[Data records]
══════════════════════════════

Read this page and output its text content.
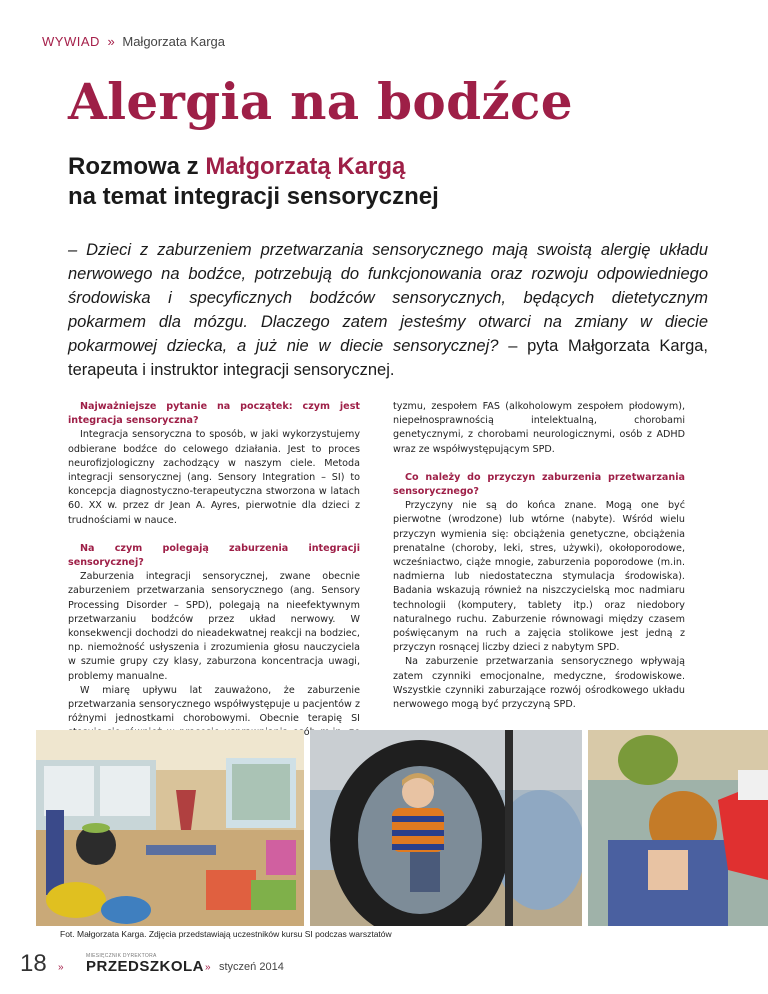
WYWIAD » Małgorzata Karga
Alergia na bodźce
Rozmowa z Małgorzatą Kargą
na temat integracji sensorycznej
– Dzieci z zaburzeniem przetwarzania sensorycznego mają swoistą alergię układu nerwowego na bodźce, potrzebują do funkcjonowania oraz rozwoju odpowiedniego środowiska i specyficznych bodźców sensorycznych, będących dietetycznym pokarmem dla mózgu. Dlaczego zatem jesteśmy otwarci na zmiany w diecie pokarmowej dziecka, a już nie w diecie sensorycznej? – pyta Małgorzata Karga, terapeuta i instruktor integracji sensorycznej.

Najważniejsze pytanie na początek: czym jest integracja sensoryczna?

Integracja sensoryczna to sposób, w jaki wykorzystujemy odbierane bodźce do celowego działania. Jest to proces neurofizjologiczny zachodzący w naszym ciele. Metoda integracji sensorycznej (ang. Sensory Integration – SI) to koncepcja diagnostyczno-terapeutyczna stworzona w latach 60. XX w. przez dr Jean A. Ayres, pierwotnie dla dzieci z trudnościami w nauce.

Na czym polegają zaburzenia integracji sensorycznej?

Zaburzenia integracji sensorycznej, zwane obecnie zaburzeniem przetwarzania sensorycznego (ang. Sensory Processing Disorder – SPD), polegają na nieefektywnym przetwarzaniu bodźców przez układ nerwowy. W konsekwencji dochodzi do nieadekwatnej reakcji na bodziec, np. niemożność usłyszenia i zrozumienia głosu nauczyciela w szumie grupy czy klasy, zaburzona koncentracja uwagi, problemy manualne.

W miarę upływu lat zauważono, że zaburzenie przetwarzania sensorycznego współwystępuje u pacjentów z różnymi jednostkami chorobowymi. Obecnie terapię SI osób

tyzmu, zespołem FAS (alkoholowym zespołem płodowym), niepełnosprawnością intelektualną, chorobami genetycznymi, z chorobami neurologicznymi, osób z ADHD wraz ze współwystępującym SPD.

Co należy do przyczyn zaburzenia przetwarzania sensorycznego?

Przyczyny nie są do końca znane. Mogą one być pierwotne (wrodzone) lub wtórne (nabyte). Wśród wielu przyczyn wymienia się: obciążenia genetyczne, obciążenia prenatalne (choroby, leki, stres, używki), okołoporodowe, wcześniactwo, ciąże mnogie, zaburzenia poporodowe (m.in. nadmierna lub niedostateczna stymulacja środowiska). Badania wskazują również na niszczycielską moc nadmiaru technologii (komputery, tablety itp.) oraz niedobory naturalnego ruchu. Zaburzenie równowagi między czasem poświęcanym na ruch a zajęcia stolikowe jest jedną z przyczyn rosnącej liczby dzieci z nabytym SPD.

Na zaburzenie przetwarzania sensorycznego wpływają zatem czynniki emocjonalne, medyczne, środowiskowe. Wszystkie czynniki zaburzające rozwój ośrodkowego układu nerwowego mogą być przyczyną SPD.

Fot. Małgorzata Karga. Zdjęcia przedstawiają uczestników kursu SI podczas warsztatów
18 »
MIESIĘCZNIK DYREKTORA
PRZEDSZKOLA » styczeń 2014
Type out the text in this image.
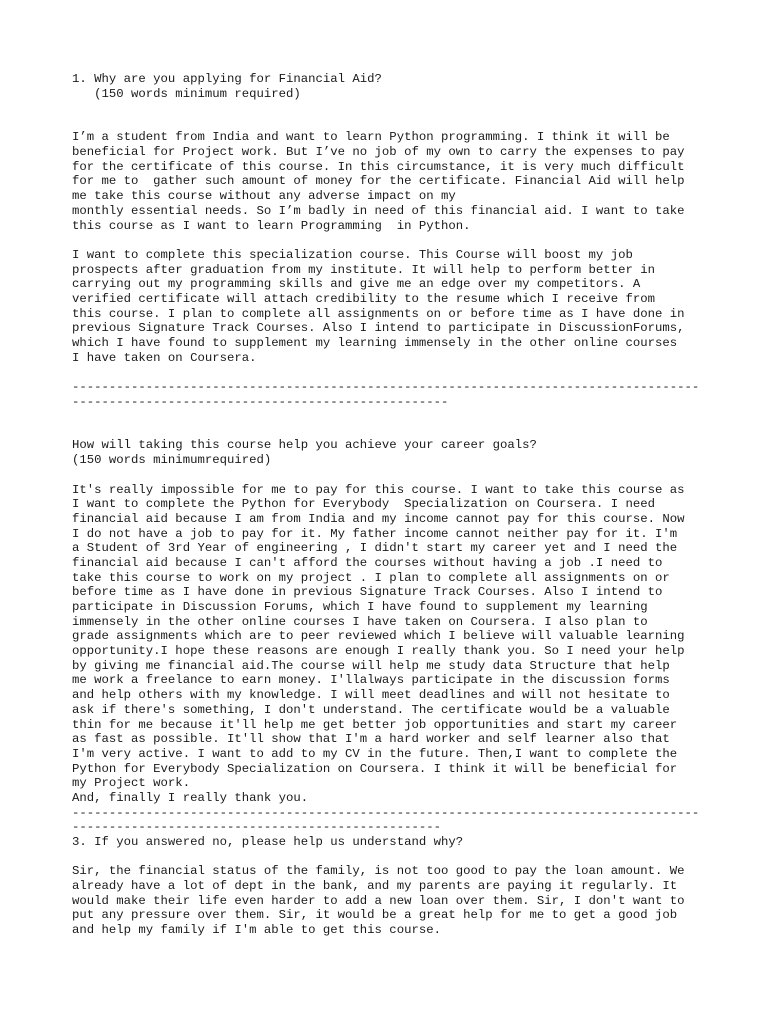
1. Why are you applying for Financial Aid?
(150 words minimum required)
I’m a student from India and want to learn Python programming. I think it will be
beneficial for Project work. But I’ve no job of my own to carry the expenses to pay
for the certificate of this course. In this circumstance, it is very much difficult
for me to  gather such amount of money for the certificate. Financial Aid will help
me take this course without any adverse impact on my
monthly essential needs. So I’m badly in need of this financial aid. I want to take
this course as I want to learn Programming  in Python.
I want to complete this specialization course. This Course will boost my job
prospects after graduation from my institute. It will help to perform better in
carrying out my programming skills and give me an edge over my competitors. A
verified certificate will attach credibility to the resume which I receive from
this course. I plan to complete all assignments on or before time as I have done in
previous Signature Track Courses. Also I intend to participate in DiscussionForums,
which I have found to supplement my learning immensely in the other online courses
I have taken on Coursera.
-------------------------------------------------------------------------------------
---------------------------------------------------
How will taking this course help you achieve your career goals?
(150 words minimumrequired)
It's really impossible for me to pay for this course. I want to take this course as
I want to complete the Python for Everybody  Specialization on Coursera. I need
financial aid because I am from India and my income cannot pay for this course. Now
I do not have a job to pay for it. My father income cannot neither pay for it. I'm
a Student of 3rd Year of engineering , I didn't start my career yet and I need the
financial aid because I can't afford the courses without having a job .I need to
take this course to work on my project . I plan to complete all assignments on or
before time as I have done in previous Signature Track Courses. Also I intend to
participate in Discussion Forums, which I have found to supplement my learning
immensely in the other online courses I have taken on Coursera. I also plan to
grade assignments which are to peer reviewed which I believe will valuable learning
opportunity.I hope these reasons are enough I really thank you. So I need your help
by giving me financial aid.The course will help me study data Structure that help
me work a freelance to earn money. I'llalways participate in the discussion forms
and help others with my knowledge. I will meet deadlines and will not hesitate to
ask if there's something, I don't understand. The certificate would be a valuable
thin for me because it'll help me get better job opportunities and start my career
as fast as possible. It'll show that I'm a hard worker and self learner also that
I'm very active. I want to add to my CV in the future. Then,I want to complete the
Python for Everybody Specialization on Coursera. I think it will be beneficial for
my Project work.
And, finally I really thank you.
-------------------------------------------------------------------------------------
--------------------------------------------------
3. If you answered no, please help us understand why?
Sir, the financial status of the family, is not too good to pay the loan amount. We
already have a lot of dept in the bank, and my parents are paying it regularly. It
would make their life even harder to add a new loan over them. Sir, I don't want to
put any pressure over them. Sir, it would be a great help for me to get a good job
and help my family if I'm able to get this course.
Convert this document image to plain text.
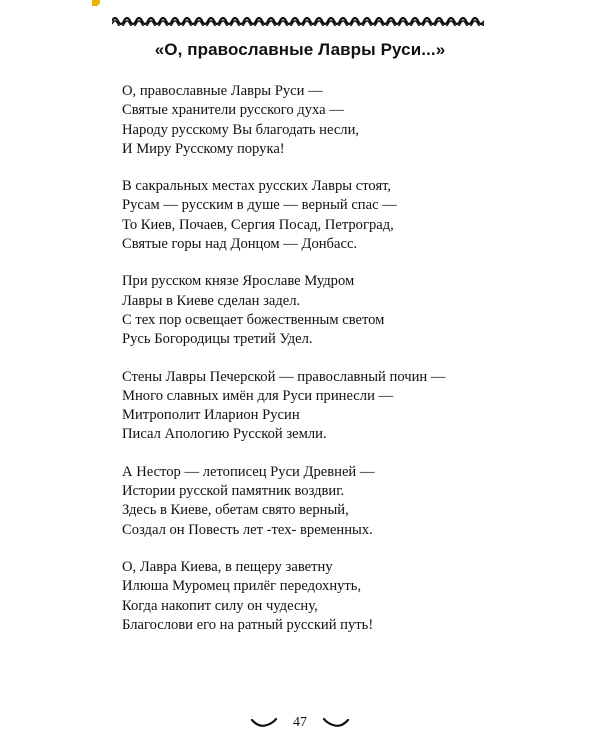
«О, православные Лавры Руси...»
О, православные Лавры Руси —
Святые хранители русского духа —
Народу русскому Вы благодать несли,
И Миру Русскому порука!
В сакральных местах русских Лавры стоят,
Русам — русским в душе — верный спас —
То Киев, Почаев, Сергия Посад, Петроград,
Святые горы над Донцом — Донбасс.
При русском князе Ярославе Мудром
Лавры в Киеве сделан задел.
С тех пор освещает божественным светом
Русь Богородицы третий Удел.
Стены Лавры Печерской — православный почин —
Много славных имён для Руси принесли —
Митрополит Иларион Русин
Писал Апологию Русской земли.
А Нестор — летописец Руси Древней —
Истории русской памятник воздвиг.
Здесь в Киеве, обетам свято верный,
Создал он Повесть лет -тех- временных.
О, Лавра Киева, в пещеру заветну
Илюша Муромец прилёг передохнуть,
Когда накопит силу он чудесну,
Благослови его на ратный русский путь!
47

══════════════════════════════

### Goal of the exercise
Reproduce all the entries that precede this task, word for word, minus any pictures.

### Written response
Read this page and output its text content.
WYWIAD » Małgorzata Karga
Alergia na bodźce
Rozmowa z Małgorzatą Kargą
na temat integracji sensorycznej
– Dzieci z zaburzeniem przetwarzania sensorycznego mają swoistą alergię układu nerwowego na bodźce, potrzebują do funkcjonowania oraz rozwoju odpowiedniego środowiska i specyficznych bodźców sensorycznych, będących dietetycznym pokarmem dla mózgu. Dlaczego zatem jesteśmy otwarci na zmiany w diecie pokarmowej dziecka, a już nie w diecie sensorycznej? – pyta Małgorzata Karga, terapeuta i instruktor integracji sensorycznej.

Najważniejsze pytanie na początek: czym jest integracja sensoryczna?

Integracja sensoryczna to sposób, w jaki wykorzystujemy odbierane bodźce do celowego działania. Jest to proces neurofizjologiczny zachodzący w naszym ciele. Metoda integracji sensorycznej (ang. Sensory Integration – SI) to koncepcja diagnostyczno-terapeutyczna stworzona w latach 60. XX w. przez dr Jean A. Ayres, pierwotnie dla dzieci z trudnościami w nauce.

Na czym polegają zaburzenia integracji sensorycznej?

Zaburzenia integracji sensorycznej, zwane obecnie zaburzeniem przetwarzania sensorycznego (ang. Sensory Processing Disorder – SPD), polegają na nieefektywnym przetwarzaniu bodźców przez układ nerwowy. W konsekwencji dochodzi do nieadekwatnej reakcji na bodziec, np. niemożność usłyszenia i zrozumienia głosu nauczyciela w szumie grupy czy klasy, zaburzona koncentracja uwagi, problemy manualne.

W miarę upływu lat zauważono, że zaburzenie przetwarzania sensorycznego współwystępuje u pacjentów z różnymi jednostkami chorobowymi. Obecnie terapię SI osób

tyzmu, zespołem FAS (alkoholowym zespołem płodowym), niepełnosprawnością intelektualną, chorobami genetycznymi, z chorobami neurologicznymi, osób z ADHD wraz ze współwystępującym SPD.

Co należy do przyczyn zaburzenia przetwarzania sensorycznego?

Przyczyny nie są do końca znane. Mogą one być pierwotne (wrodzone) lub wtórne (nabyte). Wśród wielu przyczyn wymienia się: obciążenia genetyczne, obciążenia prenatalne (choroby, leki, stres, używki), okołoporodowe, wcześniactwo, ciąże mnogie, zaburzenia poporodowe (m.in. nadmierna lub niedostateczna stymulacja środowiska). Badania wskazują również na niszczycielską moc nadmiaru technologii (komputery, tablety itp.) oraz niedobory naturalnego ruchu. Zaburzenie równowagi między czasem poświęcanym na ruch a zajęcia stolikowe jest jedną z przyczyn rosnącej liczby dzieci z nabytym SPD.

Na zaburzenie przetwarzania sensorycznego wpływają zatem czynniki emocjonalne, medyczne, środowiskowe. Wszystkie czynniki zaburzające rozwój ośrodkowego układu nerwowego mogą być przyczyną SPD.

Fot. Małgorzata Karga. Zdjęcia przedstawiają uczestników kursu SI podczas warsztatów
18 »
MIESIĘCZNIK DYREKTORA
PRZEDSZKOLA » styczeń 2014
Type out the text in this image.
1. Why are you applying for Financial Aid?
(150 words minimum required)
I’m a student from India and want to learn Python programming. I think it will be
beneficial for Project work. But I’ve no job of my own to carry the expenses to pay
for the certificate of this course. In this circumstance, it is very much difficult
for me to  gather such amount of money for the certificate. Financial Aid will help
me take this course without any adverse impact on my
monthly essential needs. So I’m badly in need of this financial aid. I want to take
this course as I want to learn Programming  in Python.
I want to complete this specialization course. This Course will boost my job
prospects after graduation from my institute. It will help to perform better in
carrying out my programming skills and give me an edge over my competitors. A
verified certificate will attach credibility to the resume which I receive from
this course. I plan to complete all assignments on or before time as I have done in
previous Signature Track Courses. Also I intend to participate in DiscussionForums,
which I have found to supplement my learning immensely in the other online courses
I have taken on Coursera.
-------------------------------------------------------------------------------------
---------------------------------------------------
How will taking this course help you achieve your career goals?
(150 words minimumrequired)
It's really impossible for me to pay for this course. I want to take this course as
I want to complete the Python for Everybody  Specialization on Coursera. I need
financial aid because I am from India and my income cannot pay for this course. Now
I do not have a job to pay for it. My father income cannot neither pay for it. I'm
a Student of 3rd Year of engineering , I didn't start my career yet and I need the
financial aid because I can't afford the courses without having a job .I need to
take this course to work on my project . I plan to complete all assignments on or
before time as I have done in previous Signature Track Courses. Also I intend to
participate in Discussion Forums, which I have found to supplement my learning
immensely in the other online courses I have taken on Coursera. I also plan to
grade assignments which are to peer reviewed which I believe will valuable learning
opportunity.I hope these reasons are enough I really thank you. So I need your help
by giving me financial aid.The course will help me study data Structure that help
me work a freelance to earn money. I'llalways participate in the discussion forms
and help others with my knowledge. I will meet deadlines and will not hesitate to
ask if there's something, I don't understand. The certificate would be a valuable
thin for me because it'll help me get better job opportunities and start my career
as fast as possible. It'll show that I'm a hard worker and self learner also that
I'm very active. I want to add to my CV in the future. Then,I want to complete the
Python for Everybody Specialization on Coursera. I think it will be beneficial for
my Project work.
And, finally I really thank you.
-------------------------------------------------------------------------------------
--------------------------------------------------
3. If you answered no, please help us understand why?
Sir, the financial status of the family, is not too good to pay the loan amount. We
already have a lot of dept in the bank, and my parents are paying it regularly. It
would make their life even harder to add a new loan over them. Sir, I don't want to
put any pressure over them. Sir, it would be a great help for me to get a good job
and help my family if I'm able to get this course.
Convert this document image to plain text.
«О, православные Лавры Руси...»
О, православные Лавры Руси —
Святые хранители русского духа —
Народу русскому Вы благодать несли,
И Миру Русскому порука!
В сакральных местах русских Лавры стоят,
Русам — русским в душе — верный спас —
То Киев, Почаев, Сергия Посад, Петроград,
Святые горы над Донцом — Донбасс.
При русском князе Ярославе Мудром
Лавры в Киеве сделан задел.
С тех пор освещает божественным светом
Русь Богородицы третий Удел.
Стены Лавры Печерской — православный почин —
Много славных имён для Руси принесли —
Митрополит Иларион Русин
Писал Апологию Русской земли.
А Нестор — летописец Руси Древней —
Истории русской памятник воздвиг.
Здесь в Киеве, обетам свято верный,
Создал он Повесть лет -тех- временных.
О, Лавра Киева, в пещеру заветну
Илюша Муромец прилёг передохнуть,
Когда накопит силу он чудесну,
Благослови его на ратный русский путь!
47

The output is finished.